- **TASK INSTRUCTIONS**: Make a tally of the lines in the records that include the string "identificación", and give only that number.

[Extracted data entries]
-- begin --
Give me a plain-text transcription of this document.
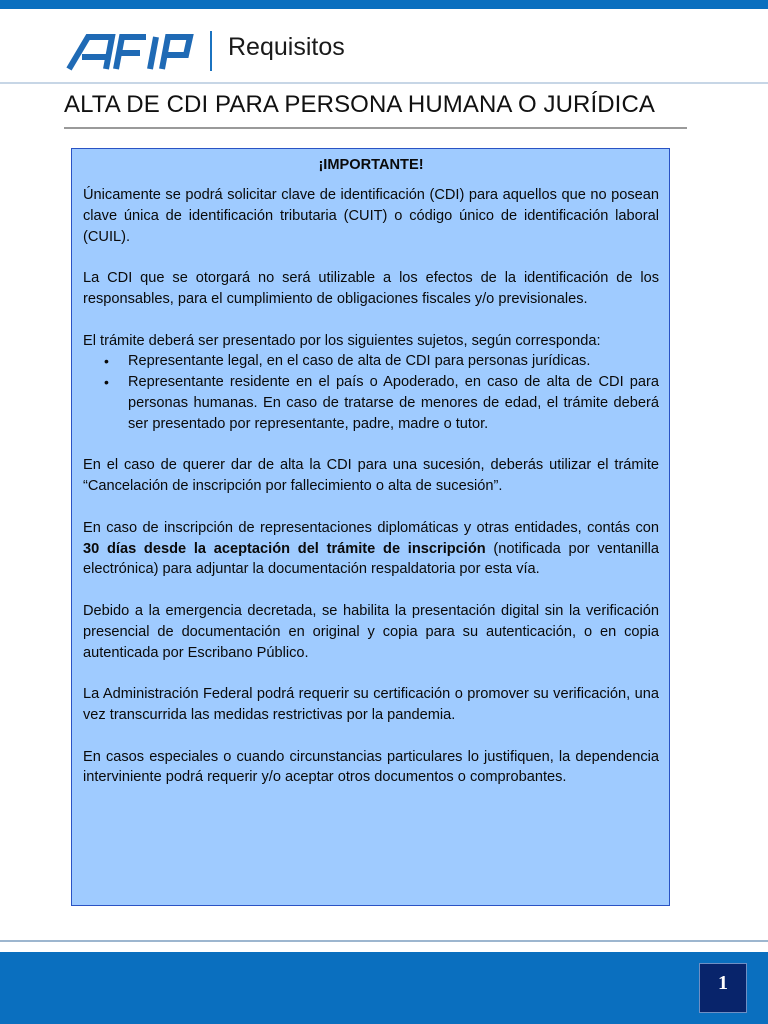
Requisitos
ALTA DE CDI PARA PERSONA HUMANA O JURÍDICA
¡IMPORTANTE!

Únicamente se podrá solicitar clave de identificación (CDI) para aquellos que no posean clave única de identificación tributaria (CUIT) o código único de identificación laboral (CUIL).

La CDI que se otorgará no será utilizable a los efectos de la identificación de los responsables, para el cumplimiento de obligaciones fiscales y/o previsionales.

El trámite deberá ser presentado por los siguientes sujetos, según corresponda:

• Representante legal, en el caso de alta de CDI para personas jurídicas.
• Representante residente en el país o Apoderado, en caso de alta de CDI para personas humanas. En caso de tratarse de menores de edad, el trámite deberá ser presentado por representante, padre, madre o tutor.

En el caso de querer dar de alta la CDI para una sucesión, deberás utilizar el trámite “Cancelación de inscripción por fallecimiento o alta de sucesión”.

En caso de inscripción de representaciones diplomáticas y otras entidades, contás con 30 días desde la aceptación del trámite de inscripción (notificada por ventanilla electrónica) para adjuntar la documentación respaldatoria por esta vía.

Debido a la emergencia decretada, se habilita la presentación digital sin la verificación presencial de documentación en original y copia para su autenticación, o en copia autenticada por Escribano Público.

La Administración Federal podrá requerir su certificación o promover su verificación, una vez transcurrida las medidas restrictivas por la pandemia.

En casos especiales o cuando circunstancias particulares lo justifiquen, la dependencia interviniente podrá requerir y/o aceptar otros documentos o comprobantes.

1
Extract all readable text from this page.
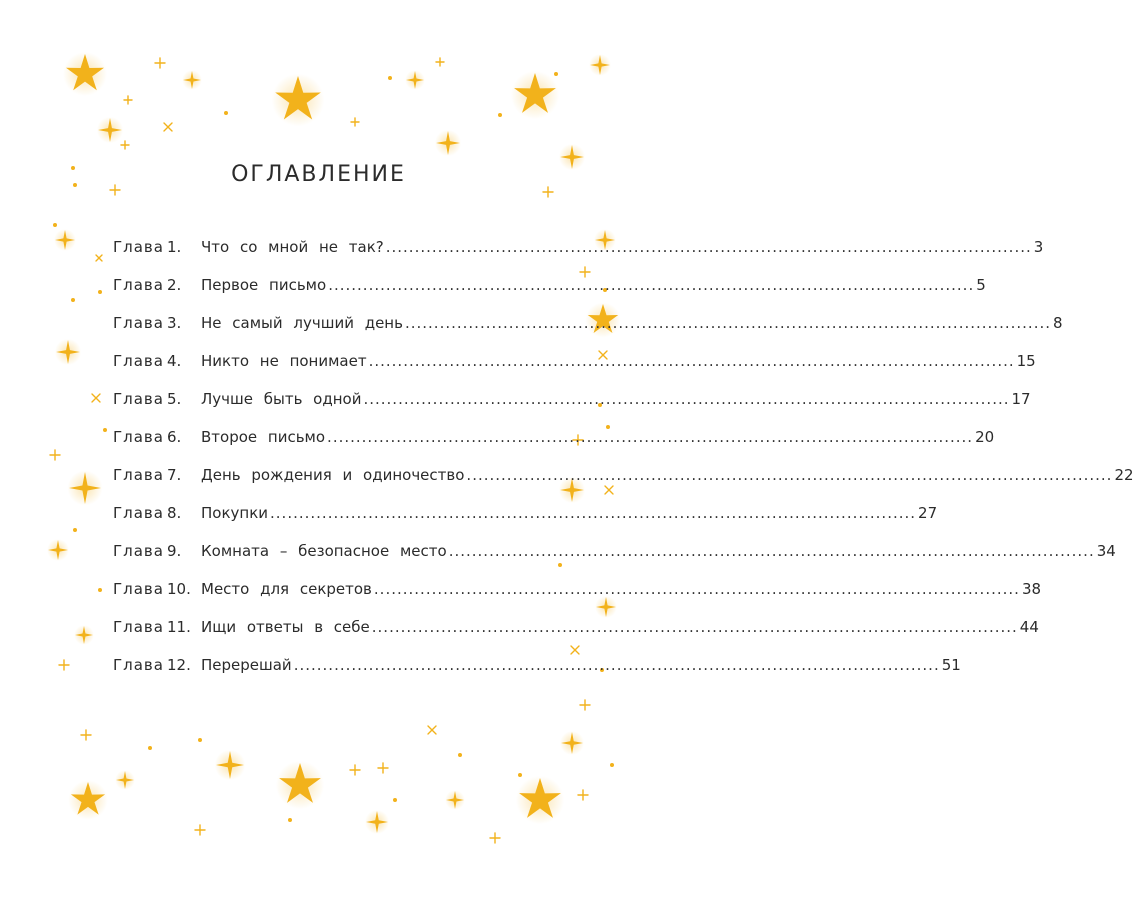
ОГЛАВЛЕНИЕ
Глава 1.	Что со мной не так? ................................................................................................................ 3
Глава 2.	Первое письмо ................................................................................................................ 5
Глава 3.	Не самый лучший день ................................................................................................................ 8
Глава 4.	Никто не понимает ................................................................................................................ 15
Глава 5.	Лучше быть одной ................................................................................................................ 17
Глава 6.	Второе письмо ................................................................................................................ 20
Глава 7.	День рождения и одиночество ................................................................................................................ 22
Глава 8.	Покупки ................................................................................................................ 27
Глава 9.	Комната – безопасное место ................................................................................................................ 34
Глава 10. Место для секретов ................................................................................................................ 38
Глава 11. Ищи ответы в себе ................................................................................................................ 44
Глава 12. Перерешай ................................................................................................................ 51
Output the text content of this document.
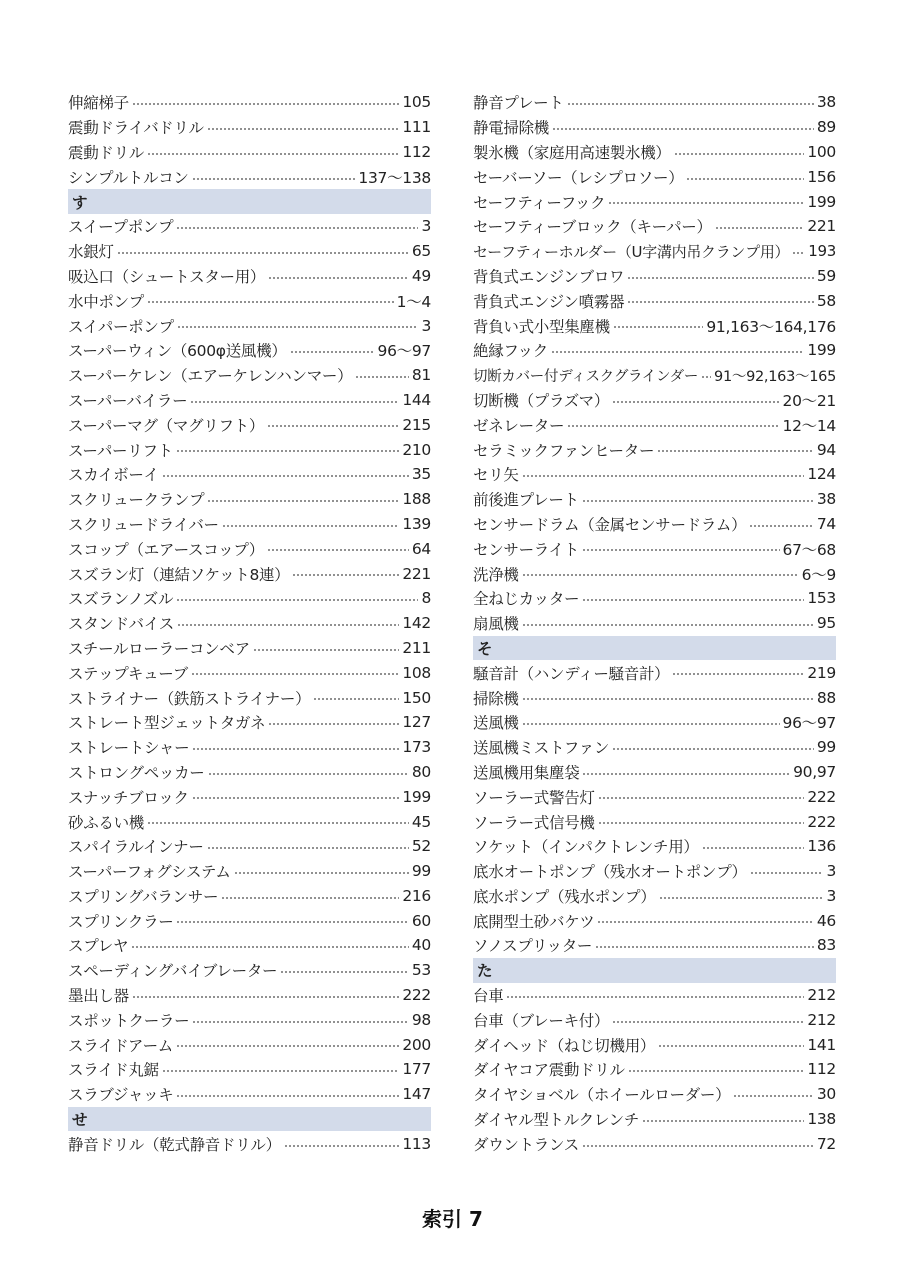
伸縮梯子	105
震動ドライバドリル	111
震動ドリル	112
シンプルトルコン	137〜138
す
スイープポンプ	3
水銀灯	65
吸込口（シュートスター用）	49
水中ポンプ	1〜4
スイパーポンプ	3
スーパーウィン（600φ送風機）	96〜97
スーパーケレン（エアーケレンハンマー）	81
スーパーバイラー	144
スーパーマグ（マグリフト）	215
スーパーリフト	210
スカイボーイ	35
スクリュークランプ	188
スクリュードライバー	139
スコップ（エアースコップ）	64
スズラン灯（連結ソケット8連）	221
スズランノズル	8
スタンドバイス	142
スチールローラーコンベア	211
ステップキューブ	108
ストライナー（鉄筋ストライナー）	150
ストレート型ジェットタガネ	127
ストレートシャー	173
ストロングペッカー	80
スナッチブロック	199
砂ふるい機	45
スパイラルインナー	52
スーパーフォグシステム	99
スプリングバランサー	216
スプリンクラー	60
スプレヤ	40
スペーディングバイブレーター	53
墨出し器	222
スポットクーラー	98
スライドアーム	200
スライド丸鋸	177
スラブジャッキ	147
せ
静音ドリル（乾式静音ドリル）	113
静音プレート	38
静電掃除機	89
製氷機（家庭用高速製氷機）	100
セーバーソー（レシプロソー）	156
セーフティーフック	199
セーフティーブロック（キーパー）	221
セーフティーホルダー（U字溝内吊クランプ用） 193
背負式エンジンブロワ	59
背負式エンジン噴霧器	58
背負い式小型集塵機	91,163〜164,176
絶縁フック	199
切断カバー付ディスクグラインダー 91〜92,163〜165
切断機（プラズマ）	20〜21
ゼネレーター	12〜14
セラミックファンヒーター	94
セリ矢	124
前後進プレート	38
センサードラム（金属センサードラム）	74
センサーライト	67〜68
洗浄機	6〜9
全ねじカッター	153
扇風機	95
そ
騒音計（ハンディー騒音計）	219
掃除機	88
送風機	96〜97
送風機ミストファン	99
送風機用集塵袋	90,97
ソーラー式警告灯	222
ソーラー式信号機	222
ソケット（インパクトレンチ用）	136
底水オートポンプ（残水オートポンプ）	3
底水ポンプ（残水ポンプ）	3
底開型土砂バケツ	46
ソノスプリッター	83
た
台車	212
台車（ブレーキ付）	212
ダイヘッド（ねじ切機用）	141
ダイヤコア震動ドリル	112
タイヤショベル（ホイールローダー）	30
ダイヤル型トルクレンチ	138
ダウントランス	72
索引 7
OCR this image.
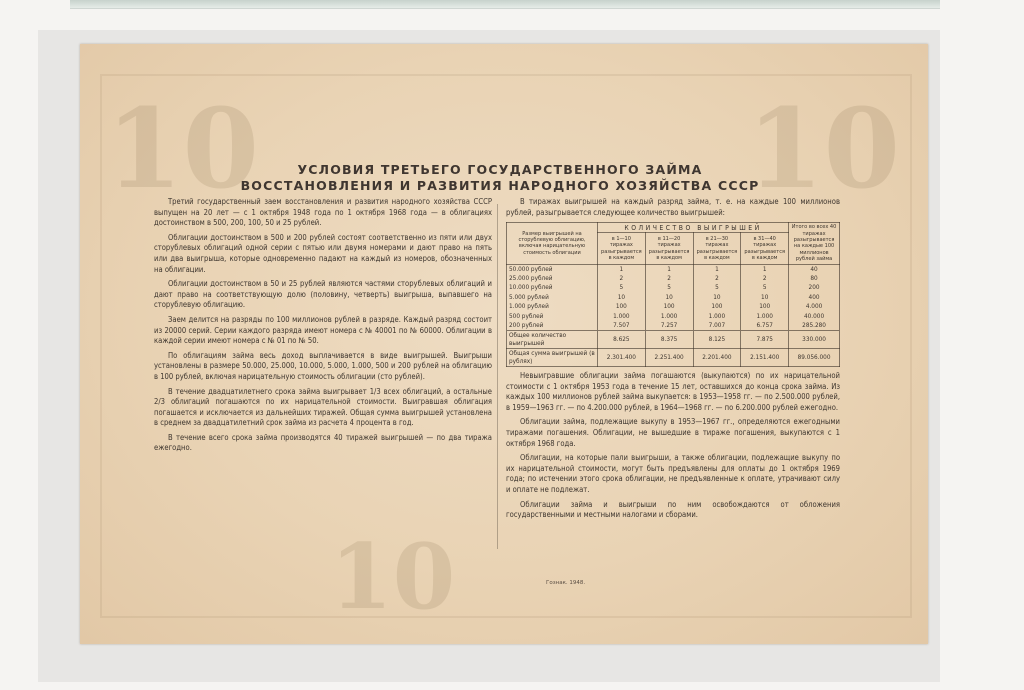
10	10
10
УСЛОВИЯ ТРЕТЬЕГО ГОСУДАРСТВЕННОГО ЗАЙМА
ВОССТАНОВЛЕНИЯ И РАЗВИТИЯ НАРОДНОГО ХОЗЯЙСТВА СССР

Третий государственный заем восстановления и развития народного хозяйства СССР выпущен на 20 лет — с 1 октября 1948 года по 1 октября 1968 года — в облигациях достоинством в 500, 200, 100, 50 и 25 рублей.

Облигации достоинством в 500 и 200 рублей состоят соответственно из пяти или двух сторублевых облигаций одной серии с пятью или двумя номерами и дают право на пять или два выигрыша, которые одновременно падают на каждый из номеров, обозначенных на облигации.

Облигации достоинством в 50 и 25 рублей являются частями сторублевых облигаций и дают право на соответствующую долю (половину, четверть) выигрыша, выпавшего на сторублевую облигацию.

Заем делится на разряды по 100 миллионов рублей в разряде. Каждый разряд состоит из 20000 серий. Серии каждого разряда имеют номера с № 40001 по № 60000. Облигации в каждой серии имеют номера с № 01 по № 50.

По облигациям займа весь доход выплачивается в виде выигрышей. Выигрыши установлены в размере 50.000, 25.000, 10.000, 5.000, 1.000, 500 и 200 рублей на облигацию в 100 рублей, включая нарицательную стоимость облигации (сто рублей).

В течение двадцатилетнего срока займа выигрывает 1/3 всех облигаций, а остальные 2/3 облигаций погашаются по их нарицательной стоимости. Выигравшая облигация погашается и исключается из дальнейших тиражей. Общая сумма выигрышей установлена в среднем за двадцатилетний срок займа из расчета 4 процента в год.

В течение всего срока займа производятся 40 тиражей выигрышей — по два тиража ежегодно.

В тиражах выигрышей на каждый разряд займа, т. е. на каждые 100 миллионов рублей, разыгрывается следующее количество выигрышей:

Размер выигрышей на сторублевую облигацию, включая нарицательную стоимость облигации	КОЛИЧЕСТВО ВЫИГРЫШЕЙ				Итого во всех 40 тиражах разыгрывается на каждые 100 миллионов рублей займа
	в 1—10 тиражах разыгрывается в каждом	в 11—20 тиражах разыгрывается в каждом	в 21—30 тиражах разыгрывается в каждом	в 31—40 тиражах разыгрывается в каждом	
50.000 рублей	1	1	1	1	40
25.000 рублей	2	2	2	2	80
10.000 рублей	5	5	5	5	200
5.000 рублей	10	10	10	10	400
1.000 рублей	100	100	100	100	4.000
500 рублей	1.000	1.000	1.000	1.000	40.000
200 рублей	7.507	7.257	7.007	6.757	285.280
Общее количество выигрышей	8.625	8.375	8.125	7.875	330.000
Общая сумма выигрышей (в рублях)	2.301.400	2.251.400	2.201.400	2.151.400	89.056.000

Невыигравшие облигации займа погашаются (выкупаются) по их нарицательной стоимости с 1 октября 1953 года в течение 15 лет, оставшихся до конца срока займа. Из каждых 100 миллионов рублей займа выкупается: в 1953—1958 гг. — по 2.500.000 рублей, в 1959—1963 гг. — по 4.200.000 рублей, в 1964—1968 гг. — по 6.200.000 рублей ежегодно.

Облигации займа, подлежащие выкупу в 1953—1967 гг., определяются ежегодными тиражами погашения. Облигации, не вышедшие в тираже погашения, выкупаются с 1 октября 1968 года.

Облигации, на которые пали выигрыши, а также облигации, подлежащие выкупу по их нарицательной стоимости, могут быть предъявлены для оплаты до 1 октября 1969 года; по истечении этого срока облигации, не предъявленные к оплате, утрачивают силу и оплате не подлежат.

Облигации займа и выигрыши по ним освобождаются от обложения государственными и местными налогами и сборами.

Гознак. 1948.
-- end --
- **TASK RESULT**: 2